STATED PROBLEM
Track down the lines that contain "this" and copy them.

SOURCE MATERIAL

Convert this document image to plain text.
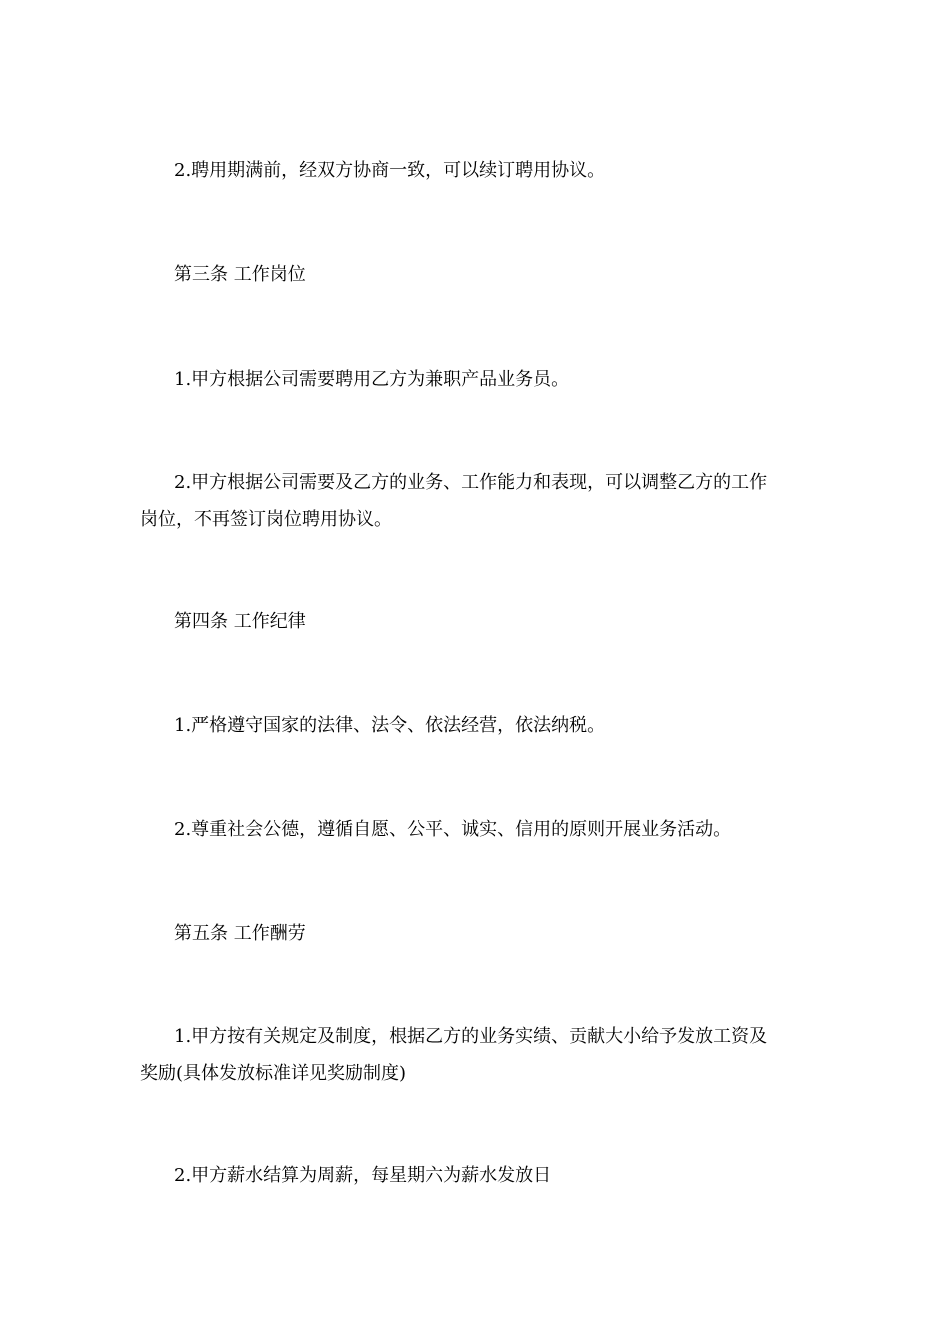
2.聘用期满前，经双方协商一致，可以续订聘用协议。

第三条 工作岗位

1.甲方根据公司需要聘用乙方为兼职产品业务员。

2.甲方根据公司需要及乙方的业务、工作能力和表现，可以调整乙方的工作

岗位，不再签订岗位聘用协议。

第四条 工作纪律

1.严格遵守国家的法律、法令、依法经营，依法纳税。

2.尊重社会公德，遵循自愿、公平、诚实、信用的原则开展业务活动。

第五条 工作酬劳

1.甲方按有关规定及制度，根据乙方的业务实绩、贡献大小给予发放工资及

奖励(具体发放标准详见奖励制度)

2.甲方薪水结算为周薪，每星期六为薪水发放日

--

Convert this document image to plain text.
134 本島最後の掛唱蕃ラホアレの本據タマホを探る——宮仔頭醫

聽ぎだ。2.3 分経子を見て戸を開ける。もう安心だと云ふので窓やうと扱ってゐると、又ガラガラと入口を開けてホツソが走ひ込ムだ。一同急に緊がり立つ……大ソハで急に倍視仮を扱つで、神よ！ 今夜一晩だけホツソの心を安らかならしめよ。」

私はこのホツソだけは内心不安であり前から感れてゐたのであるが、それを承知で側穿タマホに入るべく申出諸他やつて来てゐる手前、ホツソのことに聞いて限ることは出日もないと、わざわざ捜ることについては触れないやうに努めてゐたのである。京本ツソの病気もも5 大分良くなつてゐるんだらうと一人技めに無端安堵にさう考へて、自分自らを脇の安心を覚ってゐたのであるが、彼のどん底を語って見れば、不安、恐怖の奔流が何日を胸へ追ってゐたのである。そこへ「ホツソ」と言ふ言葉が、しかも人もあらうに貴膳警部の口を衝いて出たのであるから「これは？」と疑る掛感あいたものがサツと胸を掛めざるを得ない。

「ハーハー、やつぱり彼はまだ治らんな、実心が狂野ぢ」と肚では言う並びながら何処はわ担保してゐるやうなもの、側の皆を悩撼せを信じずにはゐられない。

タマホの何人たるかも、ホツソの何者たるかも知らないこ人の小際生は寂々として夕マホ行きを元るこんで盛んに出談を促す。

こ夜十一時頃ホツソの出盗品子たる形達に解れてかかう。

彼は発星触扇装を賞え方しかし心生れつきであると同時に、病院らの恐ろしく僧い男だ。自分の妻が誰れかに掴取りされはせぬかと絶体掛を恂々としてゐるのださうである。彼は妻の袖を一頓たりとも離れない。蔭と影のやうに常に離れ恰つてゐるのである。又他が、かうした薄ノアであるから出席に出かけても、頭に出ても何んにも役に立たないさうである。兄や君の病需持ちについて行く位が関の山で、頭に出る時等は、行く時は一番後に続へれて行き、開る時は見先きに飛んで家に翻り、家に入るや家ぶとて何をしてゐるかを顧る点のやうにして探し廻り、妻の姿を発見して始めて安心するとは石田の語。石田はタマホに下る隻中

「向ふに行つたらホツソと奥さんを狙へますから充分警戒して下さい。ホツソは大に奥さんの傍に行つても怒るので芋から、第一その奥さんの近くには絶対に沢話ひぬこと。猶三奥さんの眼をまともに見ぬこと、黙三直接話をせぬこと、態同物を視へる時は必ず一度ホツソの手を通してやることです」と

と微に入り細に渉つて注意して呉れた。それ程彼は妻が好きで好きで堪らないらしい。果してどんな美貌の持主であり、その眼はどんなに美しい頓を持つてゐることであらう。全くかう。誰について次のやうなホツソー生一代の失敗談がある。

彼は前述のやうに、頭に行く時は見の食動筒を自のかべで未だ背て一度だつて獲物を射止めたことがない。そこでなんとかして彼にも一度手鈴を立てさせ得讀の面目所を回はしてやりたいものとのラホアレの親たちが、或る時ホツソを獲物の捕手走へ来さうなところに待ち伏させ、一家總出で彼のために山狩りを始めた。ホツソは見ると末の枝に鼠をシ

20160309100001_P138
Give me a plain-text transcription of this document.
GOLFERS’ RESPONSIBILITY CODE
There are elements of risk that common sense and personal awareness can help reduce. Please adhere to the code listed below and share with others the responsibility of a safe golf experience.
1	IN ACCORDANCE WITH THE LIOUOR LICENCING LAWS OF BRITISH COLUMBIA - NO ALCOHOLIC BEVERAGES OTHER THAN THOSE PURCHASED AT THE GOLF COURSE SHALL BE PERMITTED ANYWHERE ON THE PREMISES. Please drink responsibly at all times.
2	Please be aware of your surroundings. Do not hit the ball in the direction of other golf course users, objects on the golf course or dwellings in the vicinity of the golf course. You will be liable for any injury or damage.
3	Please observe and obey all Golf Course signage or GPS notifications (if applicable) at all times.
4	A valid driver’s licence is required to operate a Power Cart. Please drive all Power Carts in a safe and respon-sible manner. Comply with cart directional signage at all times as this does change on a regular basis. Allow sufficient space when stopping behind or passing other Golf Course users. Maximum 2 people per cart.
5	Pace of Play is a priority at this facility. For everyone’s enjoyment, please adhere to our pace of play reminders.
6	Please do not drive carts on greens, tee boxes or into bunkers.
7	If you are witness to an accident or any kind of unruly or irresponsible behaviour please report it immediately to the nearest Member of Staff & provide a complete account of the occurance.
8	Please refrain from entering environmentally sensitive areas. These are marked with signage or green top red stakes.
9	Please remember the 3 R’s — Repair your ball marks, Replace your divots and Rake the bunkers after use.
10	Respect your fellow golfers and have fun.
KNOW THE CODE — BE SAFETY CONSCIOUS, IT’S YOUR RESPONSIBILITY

TASK RESULT
Convert this document image to plain text.
Convert this document image to plain text.
Give me a plain-text transcription of this document.
4	A valid driver’s licence is required to operate a Power Cart. Please drive all Power Carts in a safe and respon-sible manner. Comply with cart directional signage at all times as this does change on a regular basis. Allow sufficient space when stopping behind or passing other Golf Course users. Maximum 2 people per cart.
5	Pace of Play is a priority at this facility. For everyone’s enjoyment, please adhere to our pace of play reminders.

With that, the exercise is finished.